### LISTED RECORDS
---+---

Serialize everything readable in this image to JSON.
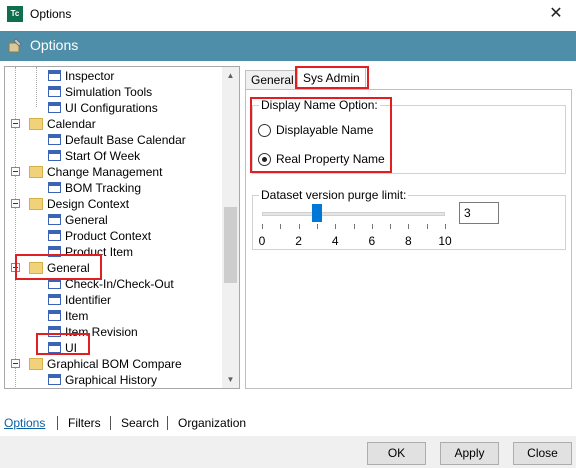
{
  "window": {
    "title": "Options",
    "app_icon_text": "Tc",
    "close_glyph": "✕"
  },
  "header": {
    "title": "Options",
    "icon": "options-icon"
  },
  "tree": {
    "items": [
      {
        "label": "Inspector",
        "icon": "node-icon"
      },
      {
        "label": "Simulation Tools",
        "icon": "node-icon"
      },
      {
        "label": "UI Configurations",
        "icon": "node-icon"
      },
      {
        "label": "Calendar",
        "icon": "folder-icon"
      },
      {
        "label": "Default Base Calendar",
        "icon": "node-icon"
      },
      {
        "label": "Start Of Week",
        "icon": "node-icon"
      },
      {
        "label": "Change Management",
        "icon": "folder-icon"
      },
      {
        "label": "BOM Tracking",
        "icon": "node-icon"
      },
      {
        "label": "Design Context",
        "icon": "folder-icon"
      },
      {
        "label": "General",
        "icon": "node-icon"
      },
      {
        "label": "Product Context",
        "icon": "node-icon"
      },
      {
        "label": "Product Item",
        "icon": "node-icon"
      },
      {
        "label": "General",
        "icon": "folder-icon"
      },
      {
        "label": "Check-In/Check-Out",
        "icon": "node-icon"
      },
      {
        "label": "Identifier",
        "icon": "node-icon"
      },
      {
        "label": "Item",
        "icon": "node-icon"
      },
      {
        "label": "Item Revision",
        "icon": "node-icon"
      },
      {
        "label": "UI",
        "icon": "node-icon"
      },
      {
        "label": "Graphical BOM Compare",
        "icon": "folder-icon"
      },
      {
        "label": "Graphical History",
        "icon": "node-icon"
      }
    ]
  },
  "tabs": [
    {
      "label": "General"
    },
    {
      "label": "Sys Admin",
      "active": true
    }
  ],
  "display_name": {
    "group_title": "Display Name Option:",
    "options": [
      {
        "label": "Displayable Name",
        "checked": false
      },
      {
        "label": "Real Property Name",
        "checked": true
      }
    ]
  },
  "dataset": {
    "group_title": "Dataset version purge limit:",
    "slider_min": 0,
    "slider_max": 10,
    "slider_value": 3,
    "tick_labels": [
      "0",
      "2",
      "4",
      "6",
      "8",
      "10"
    ],
    "input_value": "3"
  },
  "bottom_links": [
    "Options",
    "Filters",
    "Search",
    "Organization"
  ],
  "buttons": {
    "ok": "OK",
    "apply": "Apply",
    "close": "Close"
  },
  "colors": {
    "header_bg": "#4e8ea9",
    "highlight": "#e02020",
    "slider_thumb": "#0078d7"
  }
}
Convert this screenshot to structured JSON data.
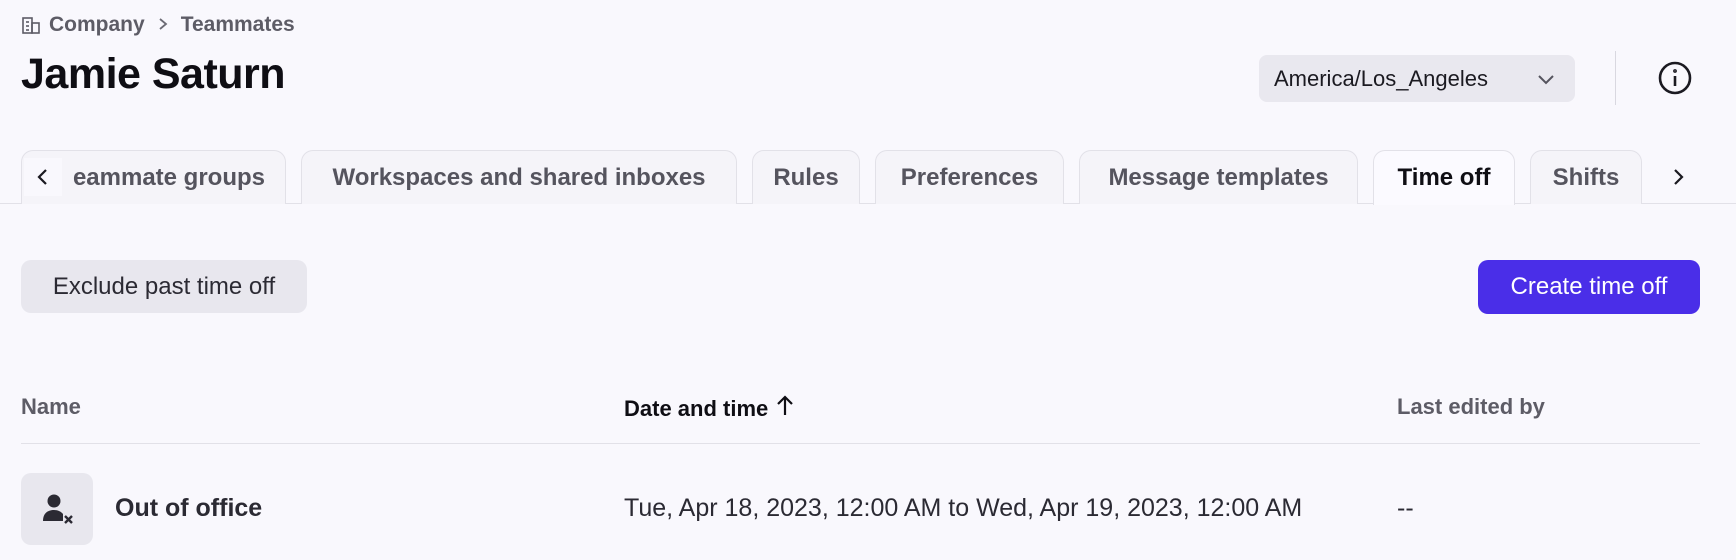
{
  "breadcrumb": {
    "items": [
      "Company",
      "Teammates"
    ],
    "icon": "building-icon"
  },
  "page": {
    "title": "Jamie Saturn"
  },
  "header": {
    "timezone": "America/Los_Angeles"
  },
  "tabs": [
    {
      "label": "eammate groups",
      "active": false
    },
    {
      "label": "Workspaces and shared inboxes",
      "active": false
    },
    {
      "label": "Rules",
      "active": false
    },
    {
      "label": "Preferences",
      "active": false
    },
    {
      "label": "Message templates",
      "active": false
    },
    {
      "label": "Time off",
      "active": true
    },
    {
      "label": "Shifts",
      "active": false
    }
  ],
  "toolbar": {
    "filter_label": "Exclude past time off",
    "create_label": "Create time off"
  },
  "table": {
    "columns": [
      "Name",
      "Date and time",
      "Last edited by"
    ],
    "sorted_column": "Date and time",
    "sort_direction": "ascending",
    "rows": [
      {
        "icon": "user-off-icon",
        "name": "Out of office",
        "date_time": "Tue, Apr 18, 2023, 12:00 AM to Wed, Apr 19, 2023, 12:00 AM",
        "last_edited_by": "--"
      }
    ]
  },
  "colors": {
    "accent": "#4a2ee8",
    "background": "#f9f8fd"
  }
}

---+---

### PROMPT
Print each line of the material above exactly, with the pictures removed from your copy.

### PROBLEM SOLUTION
Serialize everything readable in this image to JSON.
{
  "window": {
    "title": "Options",
    "app_icon_text": "Tc",
    "close_glyph": "✕"
  },
  "header": {
    "title": "Options",
    "icon": "options-icon"
  },
  "tree": {
    "items": [
      {
        "label": "Inspector",
        "icon": "node-icon"
      },
      {
        "label": "Simulation Tools",
        "icon": "node-icon"
      },
      {
        "label": "UI Configurations",
        "icon": "node-icon"
      },
      {
        "label": "Calendar",
        "icon": "folder-icon"
      },
      {
        "label": "Default Base Calendar",
        "icon": "node-icon"
      },
      {
        "label": "Start Of Week",
        "icon": "node-icon"
      },
      {
        "label": "Change Management",
        "icon": "folder-icon"
      },
      {
        "label": "BOM Tracking",
        "icon": "node-icon"
      },
      {
        "label": "Design Context",
        "icon": "folder-icon"
      },
      {
        "label": "General",
        "icon": "node-icon"
      },
      {
        "label": "Product Context",
        "icon": "node-icon"
      },
      {
        "label": "Product Item",
        "icon": "node-icon"
      },
      {
        "label": "General",
        "icon": "folder-icon"
      },
      {
        "label": "Check-In/Check-Out",
        "icon": "node-icon"
      },
      {
        "label": "Identifier",
        "icon": "node-icon"
      },
      {
        "label": "Item",
        "icon": "node-icon"
      },
      {
        "label": "Item Revision",
        "icon": "node-icon"
      },
      {
        "label": "UI",
        "icon": "node-icon"
      },
      {
        "label": "Graphical BOM Compare",
        "icon": "folder-icon"
      },
      {
        "label": "Graphical History",
        "icon": "node-icon"
      }
    ]
  },
  "tabs": [
    {
      "label": "General"
    },
    {
      "label": "Sys Admin",
      "active": true
    }
  ],
  "display_name": {
    "group_title": "Display Name Option:",
    "options": [
      {
        "label": "Displayable Name",
        "checked": false
      },
      {
        "label": "Real Property Name",
        "checked": true
      }
    ]
  },
  "dataset": {
    "group_title": "Dataset version purge limit:",
    "slider_min": 0,
    "slider_max": 10,
    "slider_value": 3,
    "tick_labels": [
      "0",
      "2",
      "4",
      "6",
      "8",
      "10"
    ],
    "input_value": "3"
  },
  "bottom_links": [
    "Options",
    "Filters",
    "Search",
    "Organization"
  ],
  "buttons": {
    "ok": "OK",
    "apply": "Apply",
    "close": "Close"
  },
  "colors": {
    "header_bg": "#4e8ea9",
    "highlight": "#e02020",
    "slider_thumb": "#0078d7"
  }
}
Convert this screenshot to structured JSON data.
{
  "breadcrumb": {
    "items": [
      "Company",
      "Teammates"
    ],
    "icon": "building-icon"
  },
  "page": {
    "title": "Jamie Saturn"
  },
  "header": {
    "timezone": "America/Los_Angeles"
  },
  "tabs": [
    {
      "label": "eammate groups",
      "active": false
    },
    {
      "label": "Workspaces and shared inboxes",
      "active": false
    },
    {
      "label": "Rules",
      "active": false
    },
    {
      "label": "Preferences",
      "active": false
    },
    {
      "label": "Message templates",
      "active": false
    },
    {
      "label": "Time off",
      "active": true
    },
    {
      "label": "Shifts",
      "active": false
    }
  ],
  "toolbar": {
    "filter_label": "Exclude past time off",
    "create_label": "Create time off"
  },
  "table": {
    "columns": [
      "Name",
      "Date and time",
      "Last edited by"
    ],
    "sorted_column": "Date and time",
    "sort_direction": "ascending",
    "rows": [
      {
        "icon": "user-off-icon",
        "name": "Out of office",
        "date_time": "Tue, Apr 18, 2023, 12:00 AM to Wed, Apr 19, 2023, 12:00 AM",
        "last_edited_by": "--"
      }
    ]
  },
  "colors": {
    "accent": "#4a2ee8",
    "background": "#f9f8fd"
  }
}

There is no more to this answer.